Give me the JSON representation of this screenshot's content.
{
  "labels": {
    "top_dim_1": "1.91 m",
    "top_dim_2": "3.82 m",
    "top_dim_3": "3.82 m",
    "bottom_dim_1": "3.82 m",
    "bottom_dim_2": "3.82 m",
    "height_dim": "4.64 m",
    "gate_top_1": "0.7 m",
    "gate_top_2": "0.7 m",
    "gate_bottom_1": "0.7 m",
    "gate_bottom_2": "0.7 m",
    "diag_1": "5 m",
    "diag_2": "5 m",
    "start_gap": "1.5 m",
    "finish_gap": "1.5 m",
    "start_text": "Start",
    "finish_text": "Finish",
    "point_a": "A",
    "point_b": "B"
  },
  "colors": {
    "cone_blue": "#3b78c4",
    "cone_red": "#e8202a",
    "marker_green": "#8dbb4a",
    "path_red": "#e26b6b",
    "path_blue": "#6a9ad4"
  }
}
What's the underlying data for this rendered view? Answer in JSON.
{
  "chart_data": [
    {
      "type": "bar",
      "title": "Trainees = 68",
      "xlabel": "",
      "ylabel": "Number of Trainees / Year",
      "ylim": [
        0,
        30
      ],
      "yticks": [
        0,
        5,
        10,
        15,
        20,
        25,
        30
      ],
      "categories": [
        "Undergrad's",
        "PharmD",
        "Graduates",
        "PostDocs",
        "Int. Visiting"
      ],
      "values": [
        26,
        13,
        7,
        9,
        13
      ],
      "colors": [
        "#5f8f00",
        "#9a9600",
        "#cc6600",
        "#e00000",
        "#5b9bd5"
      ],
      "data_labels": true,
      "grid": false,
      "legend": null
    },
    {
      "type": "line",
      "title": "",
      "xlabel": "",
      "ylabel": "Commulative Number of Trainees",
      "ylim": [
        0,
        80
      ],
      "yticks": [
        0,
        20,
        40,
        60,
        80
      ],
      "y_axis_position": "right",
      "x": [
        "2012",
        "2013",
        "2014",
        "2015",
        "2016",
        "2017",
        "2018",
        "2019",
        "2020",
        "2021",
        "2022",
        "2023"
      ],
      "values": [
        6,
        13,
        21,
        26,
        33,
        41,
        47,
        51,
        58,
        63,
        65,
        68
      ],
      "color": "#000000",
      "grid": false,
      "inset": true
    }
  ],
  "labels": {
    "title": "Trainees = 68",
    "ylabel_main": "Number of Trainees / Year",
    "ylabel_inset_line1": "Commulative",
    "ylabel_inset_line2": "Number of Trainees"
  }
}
• • •
GOAL
Write the lines out verbatim, from the one with "What's the underlying" through the last line of the entries, and stop there.

RESULT FOR THIS EXERCISE
What's the underlying data for this rendered view? Answer in JSON.
{
  "chart_data": [
    {
      "type": "bar",
      "title": "Trainees = 68",
      "xlabel": "",
      "ylabel": "Number of Trainees / Year",
      "ylim": [
        0,
        30
      ],
      "yticks": [
        0,
        5,
        10,
        15,
        20,
        25,
        30
      ],
      "categories": [
        "Undergrad's",
        "PharmD",
        "Graduates",
        "PostDocs",
        "Int. Visiting"
      ],
      "values": [
        26,
        13,
        7,
        9,
        13
      ],
      "colors": [
        "#5f8f00",
        "#9a9600",
        "#cc6600",
        "#e00000",
        "#5b9bd5"
      ],
      "data_labels": true,
      "grid": false,
      "legend": null
    },
    {
      "type": "line",
      "title": "",
      "xlabel": "",
      "ylabel": "Commulative Number of Trainees",
      "ylim": [
        0,
        80
      ],
      "yticks": [
        0,
        20,
        40,
        60,
        80
      ],
      "y_axis_position": "right",
      "x": [
        "2012",
        "2013",
        "2014",
        "2015",
        "2016",
        "2017",
        "2018",
        "2019",
        "2020",
        "2021",
        "2022",
        "2023"
      ],
      "values": [
        6,
        13,
        21,
        26,
        33,
        41,
        47,
        51,
        58,
        63,
        65,
        68
      ],
      "color": "#000000",
      "grid": false,
      "inset": true
    }
  ],
  "labels": {
    "title": "Trainees = 68",
    "ylabel_main": "Number of Trainees / Year",
    "ylabel_inset_line1": "Commulative",
    "ylabel_inset_line2": "Number of Trainees"
  }
}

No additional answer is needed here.